Records about charts and figures

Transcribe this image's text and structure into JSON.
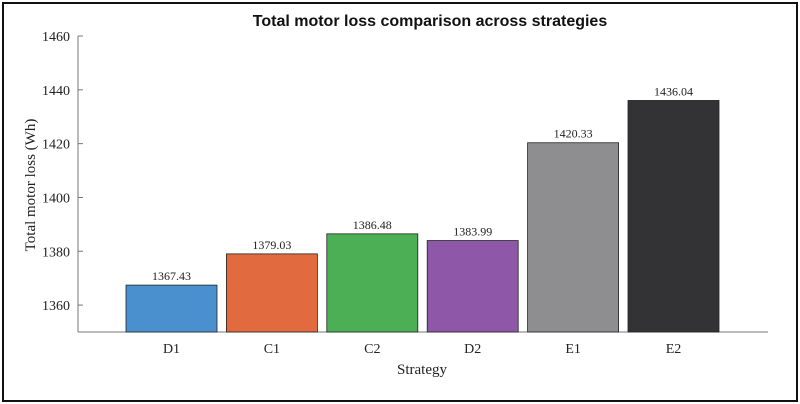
{
  "chart_data": {
    "type": "bar",
    "title": "Total motor loss comparison across strategies",
    "xlabel": "Strategy",
    "ylabel": "Total motor loss (Wh)",
    "categories": [
      "D1",
      "C1",
      "C2",
      "D2",
      "E1",
      "E2"
    ],
    "values": [
      1367.43,
      1379.03,
      1386.48,
      1383.99,
      1420.33,
      1436.04
    ],
    "value_labels": [
      "1367.43",
      "1379.03",
      "1386.48",
      "1383.99",
      "1420.33",
      "1436.04"
    ],
    "colors": [
      "#4a90cf",
      "#e16a3f",
      "#4caf55",
      "#8e57a8",
      "#8e8e90",
      "#333335"
    ],
    "ylim": [
      1350,
      1460
    ],
    "yticks": [
      1360,
      1380,
      1400,
      1420,
      1440,
      1460
    ],
    "ytick_labels": [
      "1360",
      "1380",
      "1400",
      "1420",
      "1440",
      "1460"
    ],
    "grid": false,
    "legend": "none"
  }
}
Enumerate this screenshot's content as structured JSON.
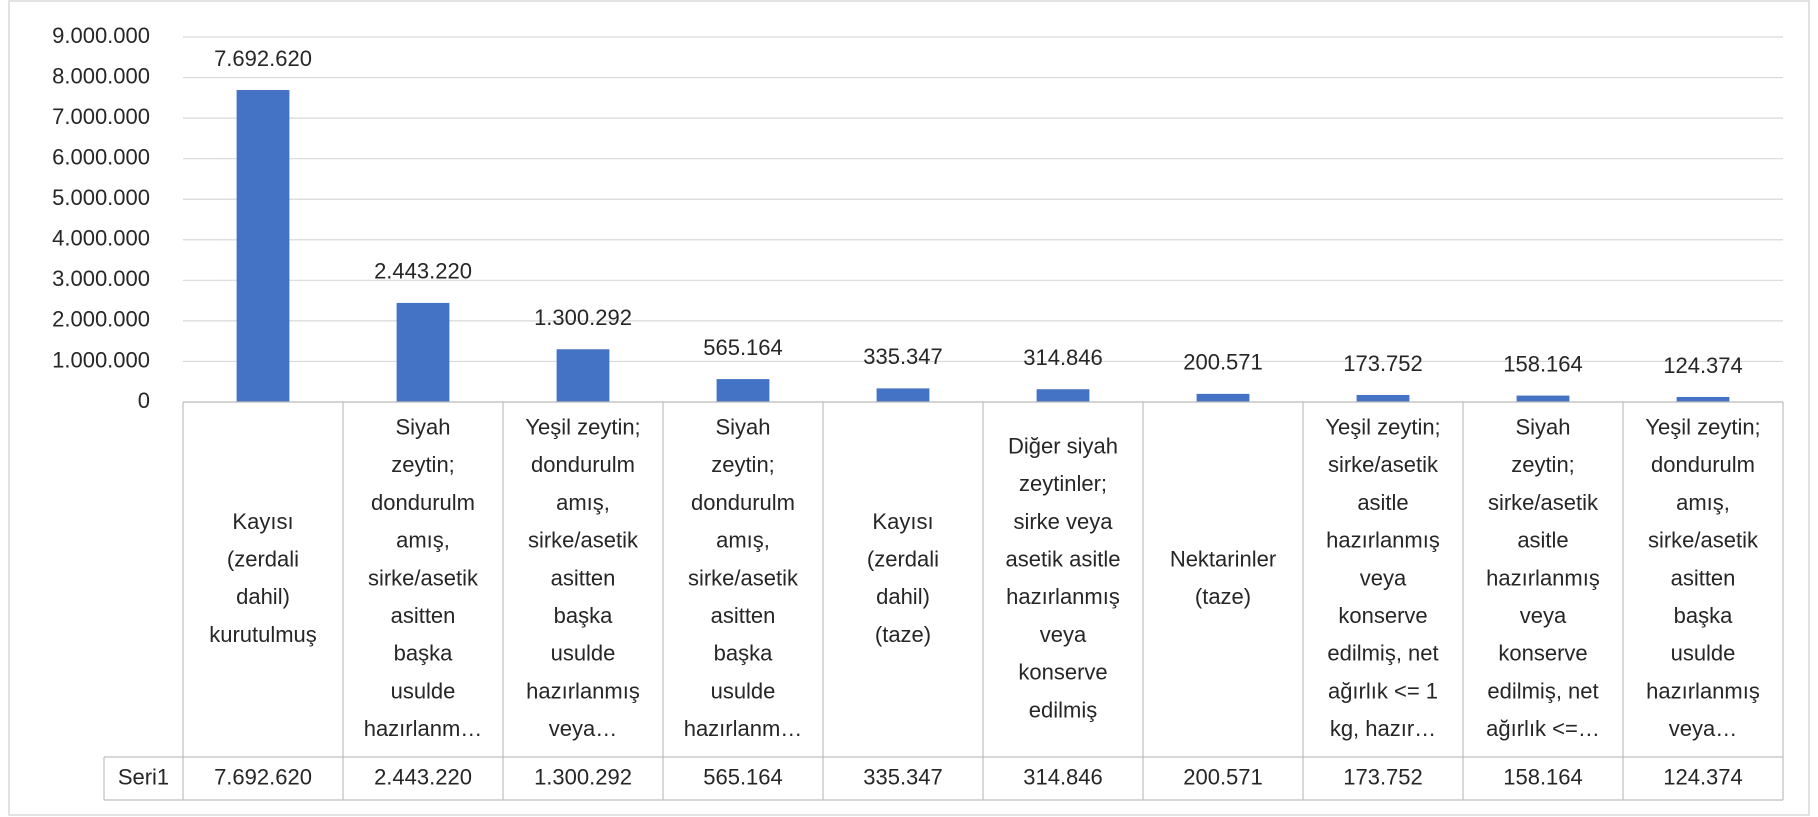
{
  "chart_data": {
    "type": "bar",
    "categories": [
      [
        "Kayısı",
        "(zerdali",
        "dahil)",
        "kurutulmuş"
      ],
      [
        "Siyah",
        "zeytin;",
        "dondurulm",
        "amış,",
        "sirke/asetik",
        "asitten",
        "başka",
        "usulde",
        "hazırlanm…"
      ],
      [
        "Yeşil zeytin;",
        "dondurulm",
        "amış,",
        "sirke/asetik",
        "asitten",
        "başka",
        "usulde",
        "hazırlanmış",
        "veya…"
      ],
      [
        "Siyah",
        "zeytin;",
        "dondurulm",
        "amış,",
        "sirke/asetik",
        "asitten",
        "başka",
        "usulde",
        "hazırlanm…"
      ],
      [
        "Kayısı",
        "(zerdali",
        "dahil)",
        "(taze)"
      ],
      [
        "Diğer siyah",
        "zeytinler;",
        "sirke veya",
        "asetik asitle",
        "hazırlanmış",
        "veya",
        "konserve",
        "edilmiş"
      ],
      [
        "Nektarinler",
        "(taze)"
      ],
      [
        "Yeşil zeytin;",
        "sirke/asetik",
        "asitle",
        "hazırlanmış",
        "veya",
        "konserve",
        "edilmiş, net",
        "ağırlık <= 1",
        "kg, hazır…"
      ],
      [
        "Siyah",
        "zeytin;",
        "sirke/asetik",
        "asitle",
        "hazırlanmış",
        "veya",
        "konserve",
        "edilmiş, net",
        "ağırlık <=…"
      ],
      [
        "Yeşil zeytin;",
        "dondurulm",
        "amış,",
        "sirke/asetik",
        "asitten",
        "başka",
        "usulde",
        "hazırlanmış",
        "veya…"
      ]
    ],
    "series": [
      {
        "name": "Seri1",
        "color": "#4472c4",
        "values": [
          7692620,
          2443220,
          1300292,
          565164,
          335347,
          314846,
          200571,
          173752,
          158164,
          124374
        ],
        "value_labels": [
          "7.692.620",
          "2.443.220",
          "1.300.292",
          "565.164",
          "335.347",
          "314.846",
          "200.571",
          "173.752",
          "158.164",
          "124.374"
        ]
      }
    ],
    "ylim": [
      0,
      9000000
    ],
    "yticks": [
      0,
      {
        "value": 1000000,
        "label": "1.000.000"
      },
      {
        "value": 2000000,
        "label": "2.000.000"
      },
      {
        "value": 3000000,
        "label": "3.000.000"
      },
      {
        "value": 4000000,
        "label": "4.000.000"
      },
      {
        "value": 5000000,
        "label": "5.000.000"
      },
      {
        "value": 6000000,
        "label": "6.000.000"
      },
      {
        "value": 7000000,
        "label": "7.000.000"
      },
      {
        "value": 8000000,
        "label": "8.000.000"
      },
      {
        "value": 9000000,
        "label": "9.000.000"
      }
    ],
    "grid": true,
    "data_table": true
  }
}
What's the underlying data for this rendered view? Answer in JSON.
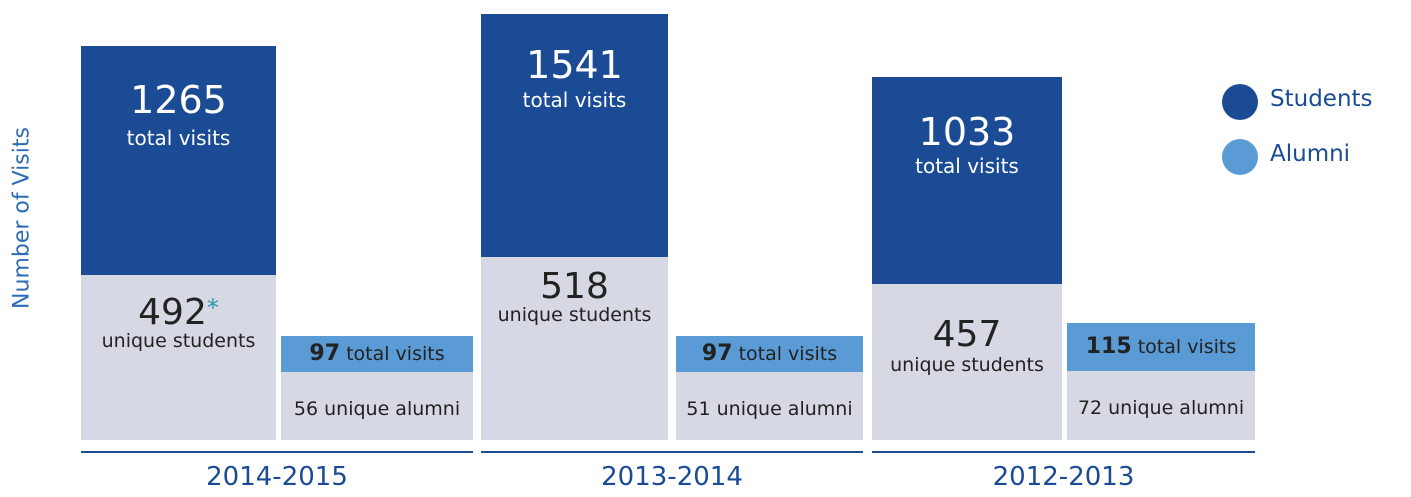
{
  "chart_data": {
    "type": "infographic",
    "y_label": "Number of Visits",
    "legend": [
      {
        "name": "Students",
        "color": "#1a4b94"
      },
      {
        "name": "Alumni",
        "color": "#5b9bd5"
      }
    ],
    "categories": [
      "2014-2015",
      "2013-2014",
      "2012-2013"
    ],
    "students_total": [
      1265,
      1541,
      1033
    ],
    "students_unique": [
      492,
      518,
      457
    ],
    "students_unique_notes": [
      "*",
      null,
      null
    ],
    "alumni_total": [
      97,
      97,
      115
    ],
    "alumni_unique": [
      56,
      51,
      72
    ],
    "total_label": "total visits",
    "unique_students_label": "unique students",
    "unique_alumni_label": "unique alumni"
  }
}
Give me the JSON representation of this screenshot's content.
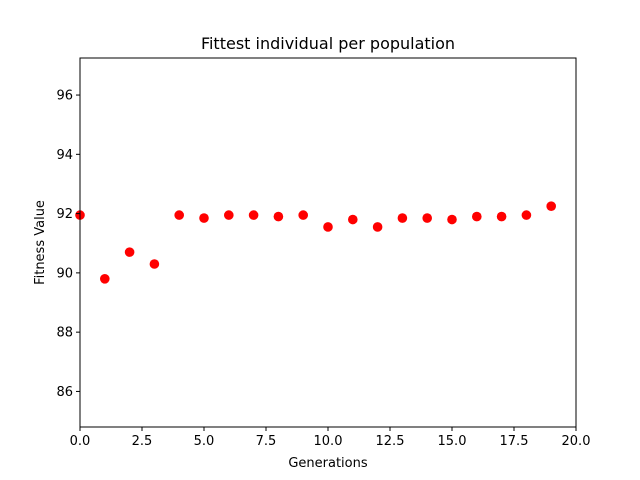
{
  "chart_data": {
    "type": "scatter",
    "title": "Fittest individual per population",
    "xlabel": "Generations",
    "ylabel": "Fitness Value",
    "xlim": [
      0,
      20
    ],
    "ylim": [
      84.8,
      97.25
    ],
    "xticks": [
      0,
      2.5,
      5,
      7.5,
      10,
      12.5,
      15,
      17.5,
      20
    ],
    "xtick_labels": [
      "0.0",
      "2.5",
      "5.0",
      "7.5",
      "10.0",
      "12.5",
      "15.0",
      "17.5",
      "20.0"
    ],
    "yticks": [
      86,
      88,
      90,
      92,
      94,
      96
    ],
    "ytick_labels": [
      "86",
      "88",
      "90",
      "92",
      "94",
      "96"
    ],
    "grid": false,
    "marker_color": "#ff0000",
    "series": [
      {
        "x": [
          0,
          1,
          2,
          3,
          4,
          5,
          6,
          7,
          8,
          9,
          10,
          11,
          12,
          13,
          14,
          15,
          16,
          17,
          18,
          19
        ],
        "y": [
          91.95,
          89.8,
          90.7,
          90.3,
          91.95,
          91.85,
          91.95,
          91.95,
          91.9,
          91.95,
          91.55,
          91.8,
          91.55,
          91.85,
          91.85,
          91.8,
          91.9,
          91.9,
          91.95,
          92.25
        ]
      }
    ]
  }
}
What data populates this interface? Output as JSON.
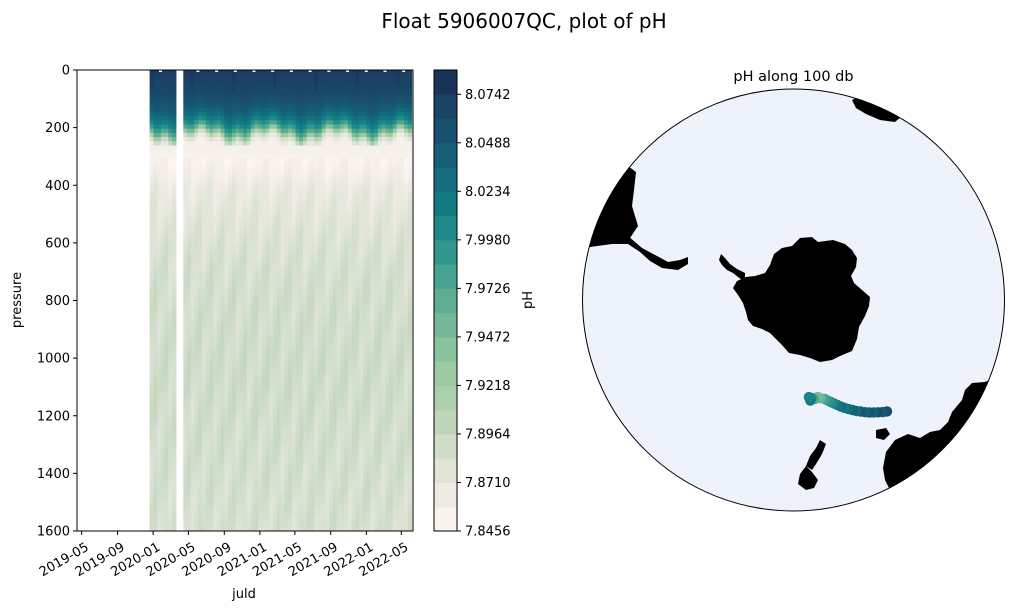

_PROBLEM TO WORK ON_
What is the number of lines above that contain the string "xlabel"? Answer with the number alone.

_PROBLEM SOLUTION_
2